(Stored data)

>>>

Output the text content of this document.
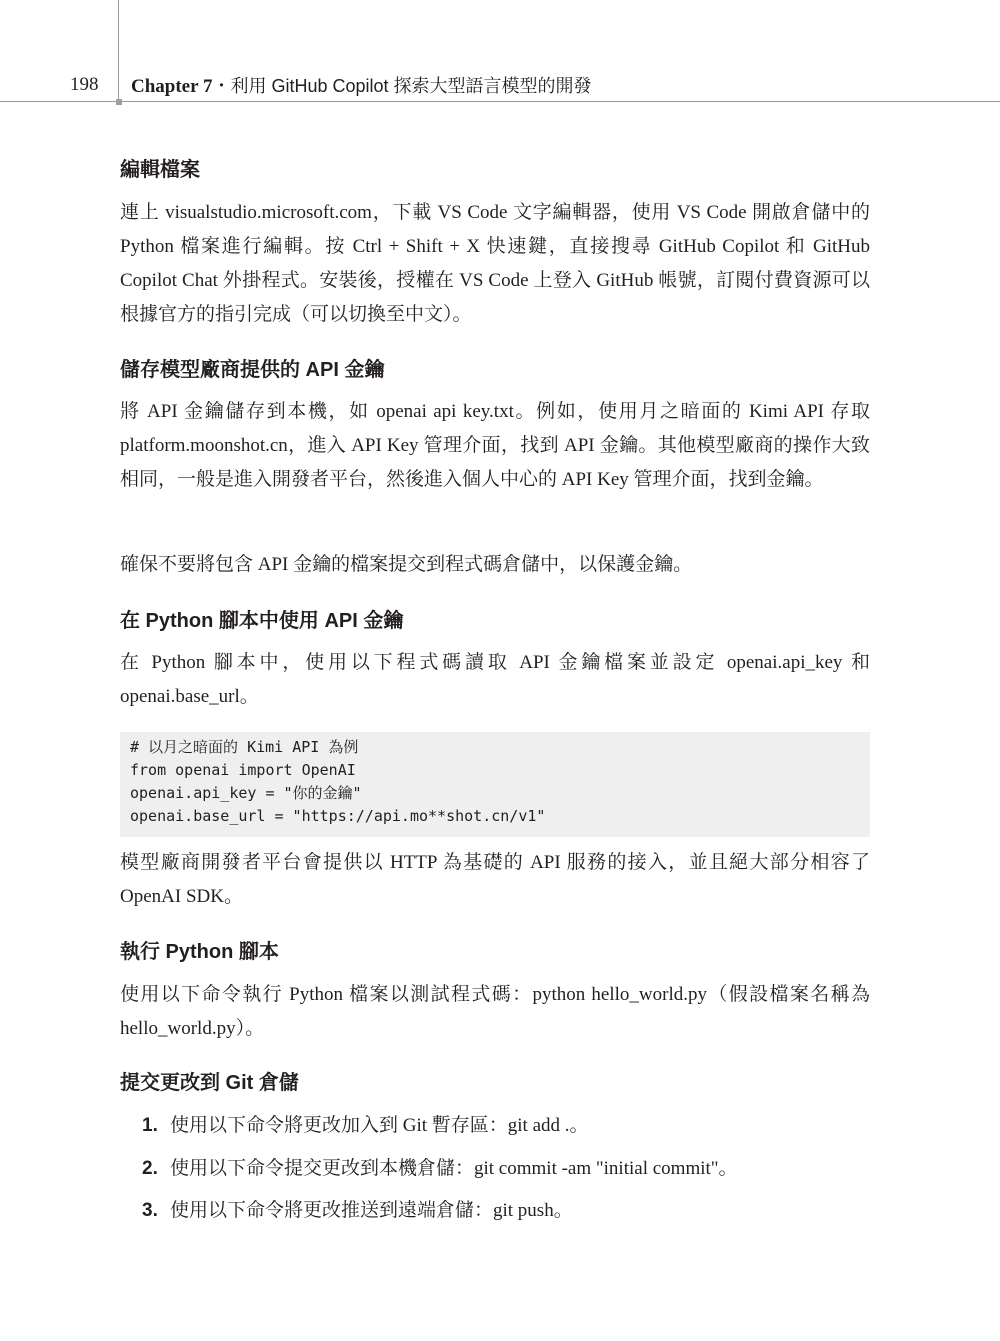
198 Chapter 7・利用 GitHub Copilot 探索大型語言模型的開發
編輯檔案

連上 visualstudio.microsoft.com，下載 VS Code 文字編輯器，使用 VS Code 開啟倉儲中的 Python 檔案進行編輯。按 Ctrl + Shift + X 快速鍵，直接搜尋 GitHub Copilot 和 GitHub Copilot Chat 外掛程式。安裝後，授權在 VS Code 上登入 GitHub 帳號，訂閱付費資源可以根據官方的指引完成（可以切換至中文）。

儲存模型廠商提供的 API 金鑰

將 API 金鑰儲存到本機，如 openai api key.txt。例如，使用月之暗面的 Kimi API 存取 platform.moonshot.cn，進入 API Key 管理介面，找到 API 金鑰。其他模型廠商的操作大致相同，一般是進入開發者平台，然後進入個人中心的 API Key 管理介面，找到金鑰。

確保不要將包含 API 金鑰的檔案提交到程式碼倉儲中，以保護金鑰。

在 Python 腳本中使用 API 金鑰

在 Python 腳本中，使用以下程式碼讀取 API 金鑰檔案並設定 openai.api_key 和 openai.base_url。

# 以月之暗面的 Kimi API 為例
from openai import OpenAI
openai.api_key = "你的金鑰"
openai.base_url = "https://api.mo**shot.cn/v1"

模型廠商開發者平台會提供以 HTTP 為基礎的 API 服務的接入，並且絕大部分相容了 OpenAI SDK。

執行 Python 腳本

使用以下命令執行 Python 檔案以測試程式碼：python hello_world.py（假設檔案名稱為 hello_world.py）。

提交更改到 Git 倉儲
1. 使用以下命令將更改加入到 Git 暫存區：git add .。
2. 使用以下命令提交更改到本機倉儲：git commit -am "initial commit"。
3. 使用以下命令將更改推送到遠端倉儲：git push。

<<<

DO THIS: Reproduce every entry word for word, but omit the pictures.

SOLUTION TO THE EXERCISE:
Output the text content of this document.
198 Chapter 7・利用 GitHub Copilot 探索大型語言模型的開發
編輯檔案

連上 visualstudio.microsoft.com，下載 VS Code 文字編輯器，使用 VS Code 開啟倉儲中的 Python 檔案進行編輯。按 Ctrl + Shift + X 快速鍵，直接搜尋 GitHub Copilot 和 GitHub Copilot Chat 外掛程式。安裝後，授權在 VS Code 上登入 GitHub 帳號，訂閱付費資源可以根據官方的指引完成（可以切換至中文）。

儲存模型廠商提供的 API 金鑰

將 API 金鑰儲存到本機，如 openai api key.txt。例如，使用月之暗面的 Kimi API 存取 platform.moonshot.cn，進入 API Key 管理介面，找到 API 金鑰。其他模型廠商的操作大致相同，一般是進入開發者平台，然後進入個人中心的 API Key 管理介面，找到金鑰。

確保不要將包含 API 金鑰的檔案提交到程式碼倉儲中，以保護金鑰。

在 Python 腳本中使用 API 金鑰

在 Python 腳本中，使用以下程式碼讀取 API 金鑰檔案並設定 openai.api_key 和 openai.base_url。

# 以月之暗面的 Kimi API 為例
from openai import OpenAI
openai.api_key = "你的金鑰"
openai.base_url = "https://api.mo**shot.cn/v1"

模型廠商開發者平台會提供以 HTTP 為基礎的 API 服務的接入，並且絕大部分相容了 OpenAI SDK。

執行 Python 腳本

使用以下命令執行 Python 檔案以測試程式碼：python hello_world.py（假設檔案名稱為 hello_world.py）。

提交更改到 Git 倉儲
1. 使用以下命令將更改加入到 Git 暫存區：git add .。
2. 使用以下命令提交更改到本機倉儲：git commit -am "initial commit"。
3. 使用以下命令將更改推送到遠端倉儲：git push。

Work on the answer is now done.